Data entries for graphics:
• • • • • • •

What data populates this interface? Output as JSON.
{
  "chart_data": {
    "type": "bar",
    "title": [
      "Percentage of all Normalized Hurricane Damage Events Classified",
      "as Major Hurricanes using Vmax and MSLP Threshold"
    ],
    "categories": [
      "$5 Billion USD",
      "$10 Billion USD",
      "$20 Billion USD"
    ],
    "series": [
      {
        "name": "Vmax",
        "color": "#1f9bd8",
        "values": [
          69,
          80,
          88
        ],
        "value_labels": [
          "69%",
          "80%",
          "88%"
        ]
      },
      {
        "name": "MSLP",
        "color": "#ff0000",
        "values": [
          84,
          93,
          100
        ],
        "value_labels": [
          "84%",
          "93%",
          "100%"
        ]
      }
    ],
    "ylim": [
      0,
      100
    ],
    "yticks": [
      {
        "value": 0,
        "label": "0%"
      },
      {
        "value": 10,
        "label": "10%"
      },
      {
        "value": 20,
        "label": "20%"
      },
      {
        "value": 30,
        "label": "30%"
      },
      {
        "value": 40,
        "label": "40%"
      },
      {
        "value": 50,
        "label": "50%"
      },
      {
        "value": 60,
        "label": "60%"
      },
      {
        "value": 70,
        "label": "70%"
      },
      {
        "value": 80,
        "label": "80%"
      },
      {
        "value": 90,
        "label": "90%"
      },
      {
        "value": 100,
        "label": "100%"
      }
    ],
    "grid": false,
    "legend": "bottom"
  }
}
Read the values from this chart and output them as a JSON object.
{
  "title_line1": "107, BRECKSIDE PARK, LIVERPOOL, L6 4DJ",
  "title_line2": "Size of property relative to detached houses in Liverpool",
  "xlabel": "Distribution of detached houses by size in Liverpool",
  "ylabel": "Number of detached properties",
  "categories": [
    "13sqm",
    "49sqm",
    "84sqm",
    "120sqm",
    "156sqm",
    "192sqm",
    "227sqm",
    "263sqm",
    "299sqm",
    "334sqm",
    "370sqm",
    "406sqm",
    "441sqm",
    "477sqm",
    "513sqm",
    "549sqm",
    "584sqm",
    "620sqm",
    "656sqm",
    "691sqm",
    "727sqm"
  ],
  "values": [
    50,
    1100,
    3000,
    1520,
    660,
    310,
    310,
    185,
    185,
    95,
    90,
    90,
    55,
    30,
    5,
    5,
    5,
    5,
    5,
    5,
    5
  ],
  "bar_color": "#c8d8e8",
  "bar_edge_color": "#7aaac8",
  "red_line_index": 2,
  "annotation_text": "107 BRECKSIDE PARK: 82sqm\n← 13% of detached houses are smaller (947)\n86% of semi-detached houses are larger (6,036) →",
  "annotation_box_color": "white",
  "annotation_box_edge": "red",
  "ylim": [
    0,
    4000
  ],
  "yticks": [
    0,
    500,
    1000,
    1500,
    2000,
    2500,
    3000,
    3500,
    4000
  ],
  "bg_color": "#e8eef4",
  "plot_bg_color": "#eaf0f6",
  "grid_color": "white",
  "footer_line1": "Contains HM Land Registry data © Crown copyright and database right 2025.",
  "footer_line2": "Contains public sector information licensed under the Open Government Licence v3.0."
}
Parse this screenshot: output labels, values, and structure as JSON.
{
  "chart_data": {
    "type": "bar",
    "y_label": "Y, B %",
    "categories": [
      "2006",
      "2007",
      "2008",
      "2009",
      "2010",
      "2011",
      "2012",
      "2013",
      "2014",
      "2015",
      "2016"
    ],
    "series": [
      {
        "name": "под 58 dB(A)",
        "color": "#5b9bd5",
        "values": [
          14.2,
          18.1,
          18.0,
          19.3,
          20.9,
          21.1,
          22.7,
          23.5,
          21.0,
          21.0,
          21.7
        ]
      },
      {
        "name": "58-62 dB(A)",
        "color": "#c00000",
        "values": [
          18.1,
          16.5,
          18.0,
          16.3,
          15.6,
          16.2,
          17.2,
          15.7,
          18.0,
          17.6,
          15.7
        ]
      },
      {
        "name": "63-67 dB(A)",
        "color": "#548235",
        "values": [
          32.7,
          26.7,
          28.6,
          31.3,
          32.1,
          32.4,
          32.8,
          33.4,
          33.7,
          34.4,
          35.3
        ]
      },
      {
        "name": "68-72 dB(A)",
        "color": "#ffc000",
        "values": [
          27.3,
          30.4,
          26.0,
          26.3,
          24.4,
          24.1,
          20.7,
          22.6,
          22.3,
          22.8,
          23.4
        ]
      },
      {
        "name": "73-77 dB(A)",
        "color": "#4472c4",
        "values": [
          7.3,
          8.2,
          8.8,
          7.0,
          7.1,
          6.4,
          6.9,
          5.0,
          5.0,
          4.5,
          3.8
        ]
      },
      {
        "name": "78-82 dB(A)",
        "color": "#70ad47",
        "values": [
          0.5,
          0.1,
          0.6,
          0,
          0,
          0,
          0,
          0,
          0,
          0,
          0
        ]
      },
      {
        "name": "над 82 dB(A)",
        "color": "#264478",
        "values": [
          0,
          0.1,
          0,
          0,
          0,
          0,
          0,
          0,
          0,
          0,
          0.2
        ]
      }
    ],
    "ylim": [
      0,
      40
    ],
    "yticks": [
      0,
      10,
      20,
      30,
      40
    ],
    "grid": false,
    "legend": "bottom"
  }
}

• • • • • • •

> _WHAT THIS TASK INVOLVES_
Reproduce each line holding the word "detached".

> _RESPONSE BELOW_
  "title_line2": "Size of property relative to detached houses in Liverpool",
  "xlabel": "Distribution of detached houses by size in Liverpool",
  "ylabel": "Number of detached properties",
  "annotation_text": "107 BRECKSIDE PARK: 82sqm\n← 13% of detached houses are smaller (947)\n86% of semi-detached houses are larger (6,036) →",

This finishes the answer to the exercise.